STATED PROBLEM
Tally the lines that hold the string "отделений", and reply with the count alone.

BEGIN GIVEN RECORDS

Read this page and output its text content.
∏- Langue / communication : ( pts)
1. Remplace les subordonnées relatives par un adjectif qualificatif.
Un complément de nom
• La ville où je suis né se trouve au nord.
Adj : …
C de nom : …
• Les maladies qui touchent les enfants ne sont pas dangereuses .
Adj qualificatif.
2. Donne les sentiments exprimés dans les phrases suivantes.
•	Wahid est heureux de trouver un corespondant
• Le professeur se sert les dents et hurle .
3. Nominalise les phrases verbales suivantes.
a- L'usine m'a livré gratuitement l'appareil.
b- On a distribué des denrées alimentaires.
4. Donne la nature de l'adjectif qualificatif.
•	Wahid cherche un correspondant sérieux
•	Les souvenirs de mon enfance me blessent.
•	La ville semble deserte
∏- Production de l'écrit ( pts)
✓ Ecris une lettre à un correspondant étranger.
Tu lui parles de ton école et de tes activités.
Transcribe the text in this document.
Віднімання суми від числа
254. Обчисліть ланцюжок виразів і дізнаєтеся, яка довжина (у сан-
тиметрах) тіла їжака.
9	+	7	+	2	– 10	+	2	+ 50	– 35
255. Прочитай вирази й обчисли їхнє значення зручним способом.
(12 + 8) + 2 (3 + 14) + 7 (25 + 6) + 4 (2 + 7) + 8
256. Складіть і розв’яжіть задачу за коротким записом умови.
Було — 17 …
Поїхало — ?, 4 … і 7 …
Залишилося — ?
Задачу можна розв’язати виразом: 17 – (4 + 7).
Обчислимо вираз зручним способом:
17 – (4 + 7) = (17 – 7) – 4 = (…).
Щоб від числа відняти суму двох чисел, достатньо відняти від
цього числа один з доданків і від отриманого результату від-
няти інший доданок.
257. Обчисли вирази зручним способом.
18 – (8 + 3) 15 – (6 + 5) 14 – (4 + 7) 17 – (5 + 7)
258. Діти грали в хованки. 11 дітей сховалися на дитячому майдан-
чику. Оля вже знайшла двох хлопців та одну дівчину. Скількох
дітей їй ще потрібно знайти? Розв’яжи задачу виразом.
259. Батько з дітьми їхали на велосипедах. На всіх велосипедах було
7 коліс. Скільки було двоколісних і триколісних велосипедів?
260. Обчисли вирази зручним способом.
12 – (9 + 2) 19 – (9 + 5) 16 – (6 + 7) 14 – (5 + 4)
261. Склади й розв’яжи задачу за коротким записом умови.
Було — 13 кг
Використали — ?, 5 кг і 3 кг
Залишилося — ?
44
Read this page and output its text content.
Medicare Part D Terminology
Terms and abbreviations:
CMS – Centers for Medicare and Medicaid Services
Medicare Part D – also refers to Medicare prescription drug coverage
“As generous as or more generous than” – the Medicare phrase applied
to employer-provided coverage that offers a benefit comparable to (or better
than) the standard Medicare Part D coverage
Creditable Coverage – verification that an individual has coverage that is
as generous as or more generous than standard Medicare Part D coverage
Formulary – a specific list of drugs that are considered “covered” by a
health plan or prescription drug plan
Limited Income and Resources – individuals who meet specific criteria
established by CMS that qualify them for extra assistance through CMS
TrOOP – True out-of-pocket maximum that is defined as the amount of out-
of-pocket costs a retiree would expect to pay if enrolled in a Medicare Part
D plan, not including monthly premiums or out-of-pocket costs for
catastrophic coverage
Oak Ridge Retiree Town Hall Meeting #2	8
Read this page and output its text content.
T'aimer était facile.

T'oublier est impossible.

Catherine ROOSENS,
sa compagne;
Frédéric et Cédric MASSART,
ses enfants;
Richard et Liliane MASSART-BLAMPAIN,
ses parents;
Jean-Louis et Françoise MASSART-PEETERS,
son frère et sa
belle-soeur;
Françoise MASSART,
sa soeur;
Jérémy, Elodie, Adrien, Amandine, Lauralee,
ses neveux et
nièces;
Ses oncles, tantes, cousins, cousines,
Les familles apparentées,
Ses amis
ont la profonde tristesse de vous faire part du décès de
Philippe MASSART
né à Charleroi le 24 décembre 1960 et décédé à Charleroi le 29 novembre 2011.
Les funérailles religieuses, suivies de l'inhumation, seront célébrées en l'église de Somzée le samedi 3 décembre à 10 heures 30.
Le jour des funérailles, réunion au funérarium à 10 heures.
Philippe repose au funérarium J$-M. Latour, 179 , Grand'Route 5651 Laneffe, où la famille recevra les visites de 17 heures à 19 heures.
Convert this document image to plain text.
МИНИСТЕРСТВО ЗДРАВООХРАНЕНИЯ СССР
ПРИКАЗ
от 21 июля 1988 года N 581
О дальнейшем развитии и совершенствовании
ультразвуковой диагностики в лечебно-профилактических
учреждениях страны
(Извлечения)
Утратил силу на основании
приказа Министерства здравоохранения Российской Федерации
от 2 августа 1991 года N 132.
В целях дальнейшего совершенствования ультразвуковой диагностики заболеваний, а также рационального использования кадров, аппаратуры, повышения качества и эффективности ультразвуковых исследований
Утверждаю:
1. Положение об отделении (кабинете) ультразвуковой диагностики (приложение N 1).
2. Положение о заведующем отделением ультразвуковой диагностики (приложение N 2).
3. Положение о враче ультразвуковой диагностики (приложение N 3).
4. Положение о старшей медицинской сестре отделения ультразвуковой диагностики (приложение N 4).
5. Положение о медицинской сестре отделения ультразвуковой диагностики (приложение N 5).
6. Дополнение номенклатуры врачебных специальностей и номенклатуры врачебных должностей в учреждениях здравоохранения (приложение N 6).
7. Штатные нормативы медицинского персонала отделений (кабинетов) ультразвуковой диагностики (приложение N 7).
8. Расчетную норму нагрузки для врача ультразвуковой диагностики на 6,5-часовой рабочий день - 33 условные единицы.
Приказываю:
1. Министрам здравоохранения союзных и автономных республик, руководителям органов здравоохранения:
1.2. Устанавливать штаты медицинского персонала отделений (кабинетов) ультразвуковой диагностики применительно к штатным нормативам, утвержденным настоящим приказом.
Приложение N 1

END GIVEN RECORDS

IN RESPONSE
2